**WHAT TO DO:** Every record should be written out exactly, with the pictures left out.

**EXERCISE INPUTS:**
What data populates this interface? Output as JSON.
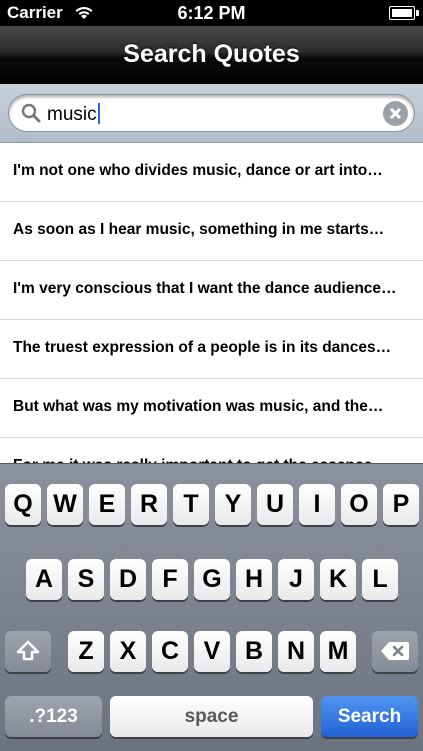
{
  "status": {
    "carrier": "Carrier",
    "time": "6:12 PM"
  },
  "nav": {
    "title": "Search Quotes"
  },
  "search": {
    "query": "music"
  },
  "results": [
    "I'm not one who divides music, dance or art into…",
    "As soon as I hear music, something in me starts…",
    "I'm very conscious that I want the dance audience…",
    "The truest expression of a people is in its dances…",
    "But what was my motivation was music, and the…",
    "For me it was really important to get the essence…"
  ],
  "keyboard": {
    "row1": [
      "Q",
      "W",
      "E",
      "R",
      "T",
      "Y",
      "U",
      "I",
      "O",
      "P"
    ],
    "row2": [
      "A",
      "S",
      "D",
      "F",
      "G",
      "H",
      "J",
      "K",
      "L"
    ],
    "row3": [
      "Z",
      "X",
      "C",
      "V",
      "B",
      "N",
      "M"
    ],
    "numbers_label": ".?123",
    "space_label": "space",
    "search_label": "Search"
  }
}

**FULL RESPONSE:**
What data populates this interface? Output as JSON.
{
  "status": {
    "carrier": "Carrier",
    "time": "6:12 PM"
  },
  "nav": {
    "title": "Search Quotes"
  },
  "search": {
    "query": "music"
  },
  "results": [
    "I'm not one who divides music, dance or art into…",
    "As soon as I hear music, something in me starts…",
    "I'm very conscious that I want the dance audience…",
    "The truest expression of a people is in its dances…",
    "But what was my motivation was music, and the…",
    "For me it was really important to get the essence…"
  ],
  "keyboard": {
    "row1": [
      "Q",
      "W",
      "E",
      "R",
      "T",
      "Y",
      "U",
      "I",
      "O",
      "P"
    ],
    "row2": [
      "A",
      "S",
      "D",
      "F",
      "G",
      "H",
      "J",
      "K",
      "L"
    ],
    "row3": [
      "Z",
      "X",
      "C",
      "V",
      "B",
      "N",
      "M"
    ],
    "numbers_label": ".?123",
    "space_label": "space",
    "search_label": "Search"
  }
}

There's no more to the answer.